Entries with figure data
»»

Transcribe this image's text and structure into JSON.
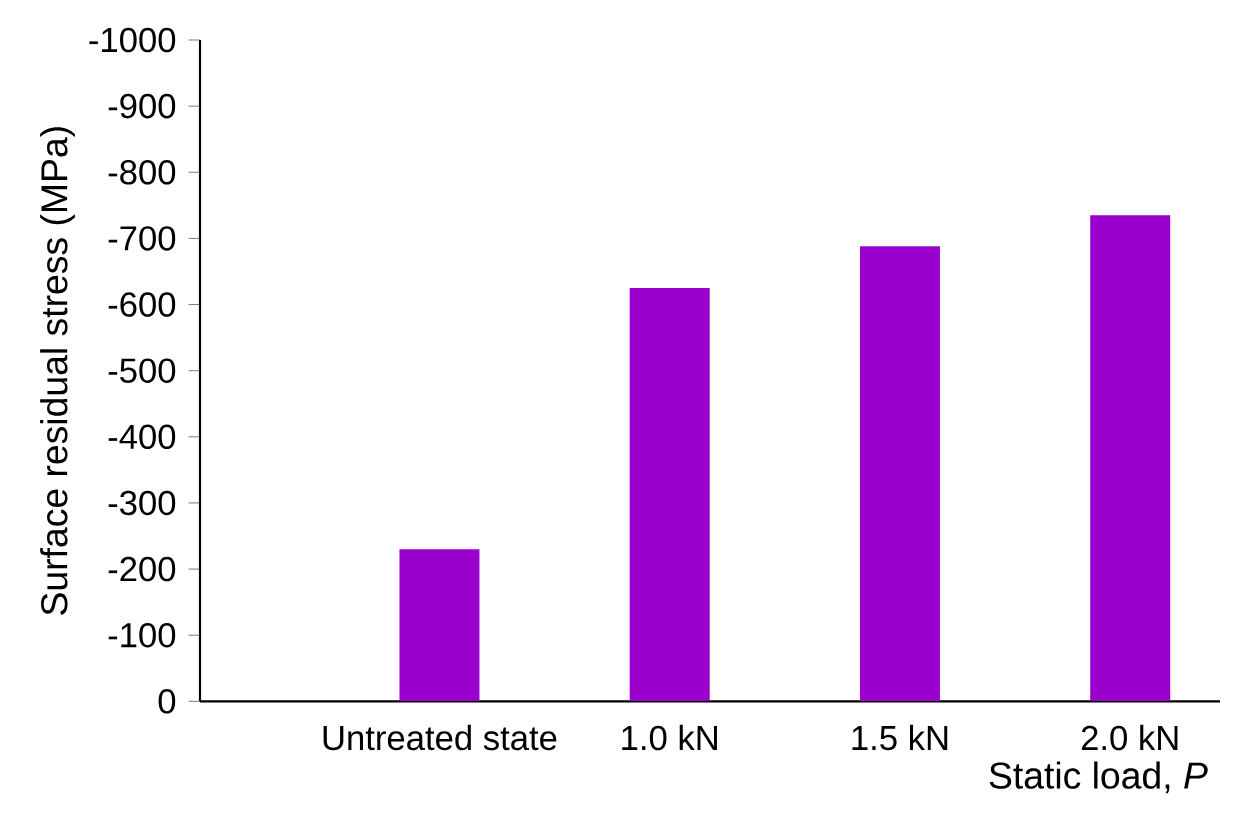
{
  "chart_data": {
    "type": "bar",
    "xlabel": "Static load, *P*",
    "ylabel": "Surface residual stress (MPa)",
    "categories": [
      "Untreated state",
      "1.0 kN",
      "1.5 kN",
      "2.0 kN"
    ],
    "values": [
      -230,
      -625,
      -688,
      -735
    ],
    "color": "#9900cc",
    "ylim": [
      0,
      -1000
    ],
    "yticks": [
      -1000,
      -900,
      -800,
      -700,
      -600,
      -500,
      -400,
      -300,
      -200,
      -100,
      0
    ],
    "grid": false
  }
}
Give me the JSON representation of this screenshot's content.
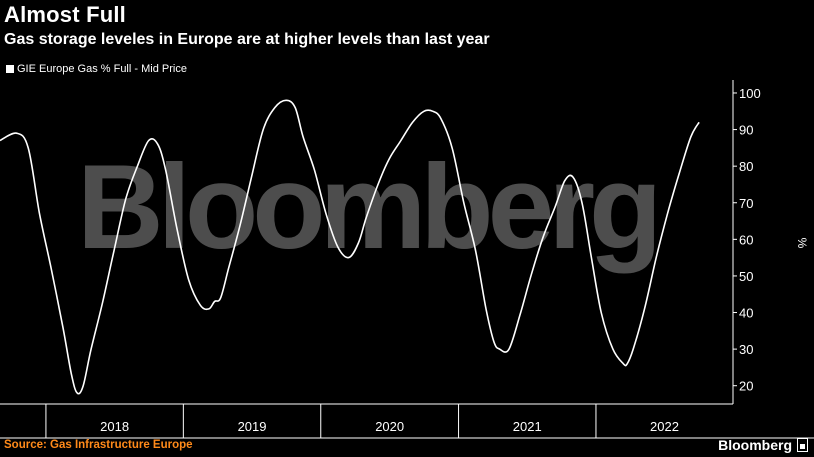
{
  "header": {
    "title": "Almost Full",
    "subtitle": "Gas storage leveles in Europe are at higher levels than last year"
  },
  "footer": {
    "source": "Source: Gas Infrastructure Europe",
    "brand": "Bloomberg"
  },
  "watermark": "Bloomberg",
  "colors": {
    "background": "#000000",
    "line": "#ffffff",
    "source": "#ff8a1a"
  },
  "chart_data": {
    "type": "line",
    "title": "Almost Full",
    "subtitle": "Gas storage leveles in Europe are at higher levels than last year",
    "ylabel": "%",
    "ylim": [
      15,
      103
    ],
    "yticks": [
      20,
      30,
      40,
      50,
      60,
      70,
      80,
      90,
      100
    ],
    "xlim": [
      "2017-09-01",
      "2022-12-31"
    ],
    "xticks": [
      "2018",
      "2019",
      "2020",
      "2021",
      "2022"
    ],
    "legend": "top-left",
    "grid": false,
    "series": [
      {
        "name": "GIE Europe Gas % Full - Mid Price",
        "x": [
          "2017-09-01",
          "2017-10-15",
          "2017-11-15",
          "2017-12-15",
          "2018-01-15",
          "2018-02-15",
          "2018-03-10",
          "2018-03-25",
          "2018-04-10",
          "2018-05-01",
          "2018-06-01",
          "2018-07-01",
          "2018-08-01",
          "2018-09-01",
          "2018-10-01",
          "2018-10-25",
          "2018-11-15",
          "2018-12-15",
          "2019-01-15",
          "2019-02-15",
          "2019-03-10",
          "2019-03-25",
          "2019-04-10",
          "2019-05-01",
          "2019-06-01",
          "2019-07-01",
          "2019-08-01",
          "2019-09-01",
          "2019-10-01",
          "2019-10-25",
          "2019-11-15",
          "2019-12-15",
          "2020-01-15",
          "2020-02-15",
          "2020-03-15",
          "2020-04-10",
          "2020-05-01",
          "2020-06-01",
          "2020-07-01",
          "2020-08-01",
          "2020-09-01",
          "2020-10-01",
          "2020-10-25",
          "2020-11-15",
          "2020-12-15",
          "2021-01-15",
          "2021-02-15",
          "2021-03-15",
          "2021-04-05",
          "2021-04-20",
          "2021-05-15",
          "2021-06-15",
          "2021-07-15",
          "2021-08-15",
          "2021-09-15",
          "2021-10-10",
          "2021-11-01",
          "2021-11-25",
          "2021-12-20",
          "2022-01-15",
          "2022-02-15",
          "2022-03-15",
          "2022-03-25",
          "2022-04-10",
          "2022-05-10",
          "2022-06-10",
          "2022-07-10",
          "2022-08-10",
          "2022-09-10",
          "2022-10-02"
        ],
        "values": [
          87,
          89,
          85,
          67,
          52,
          36,
          23,
          18,
          20,
          30,
          43,
          57,
          71,
          80,
          87,
          86,
          79,
          63,
          49,
          42,
          41,
          43,
          44,
          52,
          64,
          77,
          90,
          96,
          98,
          96,
          88,
          79,
          67,
          58,
          55,
          59,
          66,
          75,
          82,
          87,
          92,
          95,
          95,
          93,
          85,
          70,
          57,
          41,
          32,
          30,
          30,
          40,
          51,
          61,
          69,
          76,
          77,
          70,
          55,
          40,
          30,
          26,
          26,
          30,
          41,
          55,
          67,
          78,
          88,
          92
        ]
      }
    ]
  }
}
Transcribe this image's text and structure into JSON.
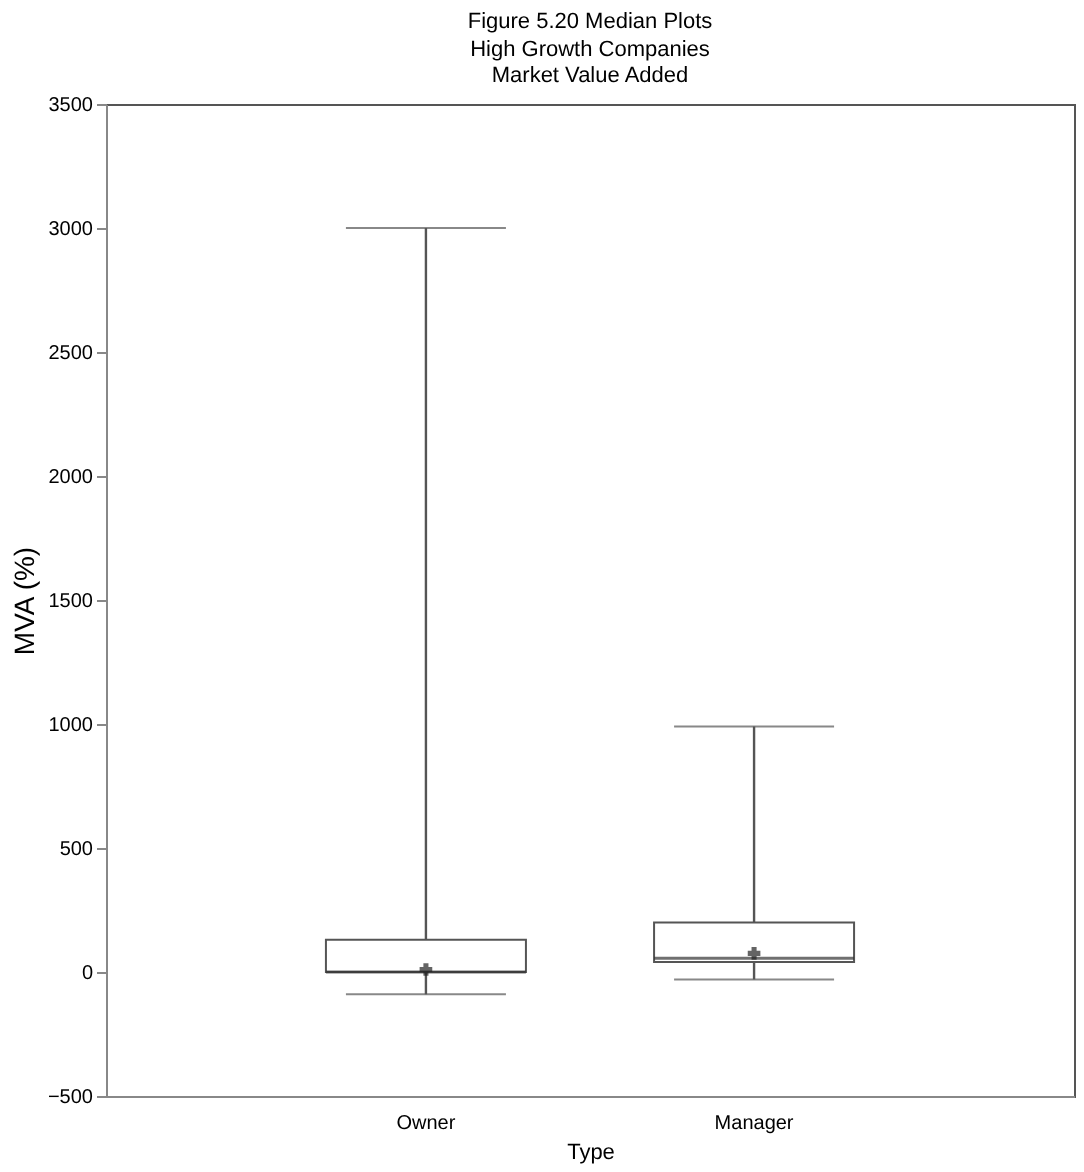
{
  "chart_data": {
    "type": "box",
    "title": "Figure 5.20 Median Plots",
    "subtitle": "High Growth Companies\nMarket Value Added",
    "xlabel": "Type",
    "ylabel": "MVA (%)",
    "categories": [
      "Owner",
      "Manager"
    ],
    "boxes": [
      {
        "low": -90,
        "q1": 0,
        "median": 0,
        "q3": 130,
        "high": 3000,
        "mean": 10
      },
      {
        "low": -30,
        "q1": 40,
        "median": 55,
        "q3": 200,
        "high": 990,
        "mean": 75
      }
    ],
    "ylim": [
      -500,
      3500
    ],
    "yticks": [
      -500,
      0,
      500,
      1000,
      1500,
      2000,
      2500,
      3000,
      3500
    ],
    "grid": false
  }
}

««

**Set task**
Only the number is wanted: how many lines in the entries above contain the word "last"?

**Finished exercise**
2